* LANGKAH KERJA
**a)** Bisakah Anda menulis ulang paragraf yang diawali "Tantangan untuk menulis tema kearifan lokal" dalam artikel tentang tata ruang rumah adat Bali sebagai daftar singkat yang tetap memuat fakta utamanya?
**b)** Mengapa penulis artikel tentang tata ruang rumah adat Bali merasa tidak cukup hanya berfoto dengan latar bangunan tersebut? Jawablah dalam satu sampai tiga kalimat.
**c)** Perpanjang artikel tentang tata ruang rumah adat Bali, mulai tepat setelah kalimat terakhirnya.

Tata Ruang Bijak ala Rumah Adat Bali
Oleh Iva Hasyim
Jika sedang berkelana di Bali, rumah adat khas pulau ini pasti akan menarik perhatian setiap orang. Termasuk saya sendiri yang tak pernah bosan, selalu ingin berpose dengan latar bangunan yang penuh dengan ornamen cantik dan memesona. Berangkat dari kekaguman itulah, rasanya kurang afdol jika saya hanya sekadar berfoto dan tidak mencari tahu lebih dalam tentang keunikan rumah adat Bali. Terutama dari sisi tata ruangnya, ada apa saja yang ada di balik penataan bangunan menurut adat Bali ini.
Tantangan untuk menulis tema kearifan lokal menjadi suatu kegelian tersendiri, menurut saya. Dengan mudah, segala yang berbau jaman dulu atau adat dianggap sebuah kearifan lokal atau local wisdom. Ini adalah sebuah simplicity yang sebenarnya tidak bisa hanya dipahami secara sederhana bila hanya berpijak pada unsur waktu. Dari yang saya pelajari, kearifan lokal adalah sebuah pandangan dari komunitas atau masyarakat di sebuah wilayah yang mungkin telah berlangsung dalam kurun waktu tertentu.

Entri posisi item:

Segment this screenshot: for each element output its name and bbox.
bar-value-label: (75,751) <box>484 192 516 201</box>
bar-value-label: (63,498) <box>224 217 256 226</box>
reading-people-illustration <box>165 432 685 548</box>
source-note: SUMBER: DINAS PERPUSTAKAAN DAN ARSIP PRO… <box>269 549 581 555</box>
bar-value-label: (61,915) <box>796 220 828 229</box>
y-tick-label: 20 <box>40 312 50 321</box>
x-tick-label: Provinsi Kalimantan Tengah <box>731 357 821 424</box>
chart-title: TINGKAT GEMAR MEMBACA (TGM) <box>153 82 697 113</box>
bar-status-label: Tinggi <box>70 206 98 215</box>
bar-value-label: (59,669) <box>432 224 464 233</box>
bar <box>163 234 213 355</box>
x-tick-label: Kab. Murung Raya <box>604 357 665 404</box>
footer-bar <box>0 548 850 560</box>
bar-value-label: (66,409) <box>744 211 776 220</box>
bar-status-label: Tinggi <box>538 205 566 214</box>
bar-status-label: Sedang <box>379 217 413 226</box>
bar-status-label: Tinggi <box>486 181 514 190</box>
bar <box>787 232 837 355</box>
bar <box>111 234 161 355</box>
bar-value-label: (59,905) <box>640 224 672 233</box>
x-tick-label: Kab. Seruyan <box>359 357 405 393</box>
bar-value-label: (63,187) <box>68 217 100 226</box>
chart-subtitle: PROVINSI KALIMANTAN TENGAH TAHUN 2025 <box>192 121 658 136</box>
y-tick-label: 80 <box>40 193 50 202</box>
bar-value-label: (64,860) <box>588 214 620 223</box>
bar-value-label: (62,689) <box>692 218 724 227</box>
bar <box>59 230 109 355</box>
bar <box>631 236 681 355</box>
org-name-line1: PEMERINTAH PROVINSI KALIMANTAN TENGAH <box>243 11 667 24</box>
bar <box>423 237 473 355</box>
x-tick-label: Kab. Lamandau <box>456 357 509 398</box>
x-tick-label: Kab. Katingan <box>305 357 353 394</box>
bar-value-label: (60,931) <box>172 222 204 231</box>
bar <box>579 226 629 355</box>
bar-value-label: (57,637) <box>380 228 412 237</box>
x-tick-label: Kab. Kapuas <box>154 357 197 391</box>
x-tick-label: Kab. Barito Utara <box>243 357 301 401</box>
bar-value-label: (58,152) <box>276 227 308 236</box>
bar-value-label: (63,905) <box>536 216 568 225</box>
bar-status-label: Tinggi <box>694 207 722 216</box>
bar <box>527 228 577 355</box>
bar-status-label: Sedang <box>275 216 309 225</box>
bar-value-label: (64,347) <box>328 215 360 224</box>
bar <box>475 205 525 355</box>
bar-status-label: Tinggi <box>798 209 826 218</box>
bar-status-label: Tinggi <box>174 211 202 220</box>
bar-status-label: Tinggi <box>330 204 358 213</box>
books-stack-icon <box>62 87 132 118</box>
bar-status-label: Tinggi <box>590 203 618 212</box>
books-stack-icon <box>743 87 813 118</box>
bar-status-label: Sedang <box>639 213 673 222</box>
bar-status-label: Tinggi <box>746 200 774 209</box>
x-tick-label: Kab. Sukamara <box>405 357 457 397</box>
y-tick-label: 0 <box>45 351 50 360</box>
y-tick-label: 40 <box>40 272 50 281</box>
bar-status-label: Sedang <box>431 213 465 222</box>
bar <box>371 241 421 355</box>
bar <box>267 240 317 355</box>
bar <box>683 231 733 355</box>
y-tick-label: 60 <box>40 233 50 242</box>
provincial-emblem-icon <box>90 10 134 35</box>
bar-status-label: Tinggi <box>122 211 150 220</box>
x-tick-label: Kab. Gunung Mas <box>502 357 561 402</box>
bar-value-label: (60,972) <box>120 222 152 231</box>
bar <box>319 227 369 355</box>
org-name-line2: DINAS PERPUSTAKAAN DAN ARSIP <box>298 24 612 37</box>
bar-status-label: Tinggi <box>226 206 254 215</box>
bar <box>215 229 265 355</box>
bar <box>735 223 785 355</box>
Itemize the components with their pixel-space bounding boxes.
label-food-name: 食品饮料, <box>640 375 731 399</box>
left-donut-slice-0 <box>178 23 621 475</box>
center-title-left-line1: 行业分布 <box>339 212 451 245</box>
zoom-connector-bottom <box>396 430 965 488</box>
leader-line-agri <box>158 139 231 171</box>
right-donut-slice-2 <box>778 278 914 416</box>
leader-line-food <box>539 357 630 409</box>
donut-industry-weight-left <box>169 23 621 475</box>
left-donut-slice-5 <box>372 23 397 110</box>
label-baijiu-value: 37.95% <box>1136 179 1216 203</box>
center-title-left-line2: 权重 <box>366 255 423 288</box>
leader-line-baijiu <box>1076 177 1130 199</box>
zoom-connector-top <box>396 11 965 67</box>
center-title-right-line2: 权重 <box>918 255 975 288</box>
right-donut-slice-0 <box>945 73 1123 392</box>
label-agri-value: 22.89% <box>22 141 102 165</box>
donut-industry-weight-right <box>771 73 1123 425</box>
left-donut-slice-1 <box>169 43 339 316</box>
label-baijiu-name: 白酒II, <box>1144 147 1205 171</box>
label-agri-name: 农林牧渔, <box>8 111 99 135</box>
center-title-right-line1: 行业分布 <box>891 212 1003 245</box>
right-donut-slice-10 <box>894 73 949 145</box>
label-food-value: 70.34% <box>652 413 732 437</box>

* JAWABAN TERTULIS
**a)**
- Bagi penulis, tantangan menulis tema kearifan lokal terasa menggelikan.
- Segala yang berbau zaman dulu atau adat mudah dianggap sebagai kearifan lokal.
- Penyederhanaan semacam ini tidak bisa dipahami secara sederhana jika hanya berpijak pada unsur waktu.
- Dari yang penulis pelajari, kearifan lokal adalah pandangan suatu komunitas atau masyarakat di sebuah wilayah yang mungkin telah berlangsung dalam kurun waktu tertentu.

**b)** Penulis sangat kagum pada rumah adat Bali yang penuh ornamen cantik dan memesona. Berangkat dari kekaguman itu, penulis merasa kurang afdol jika hanya berfoto tanpa mencari tahu lebih dalam keunikannya, terutama dari sisi tata ruang.

**c)**
Pandangan masyarakat ini merupakan manifesto dari konteks pergumulan manusia sebagai makhluk sosial dengan sesama makhluk yang bernyawa, alam semesta, dan keyakinannya. Yang terpenting, kearifan lokal harus memiliki nilai-nilai luhur yang seharusnya dirawat karena nilai inilah yang dapat mengajarkan sisi-sisi humanisme yang sering terlupakan.
Tri Hita Karana
Saya mencoba menggali lebih dalam tentang rumah adat bali. Sebuah konsep masyarakat luas yang menjadi faktor mencapai kebahagiaan (Wiana,2007:5) yang terdiri dari tiga penyebab, yakni harmonisasi manusia dengan Tuhan, sesama manusia, dan alam lingkungan.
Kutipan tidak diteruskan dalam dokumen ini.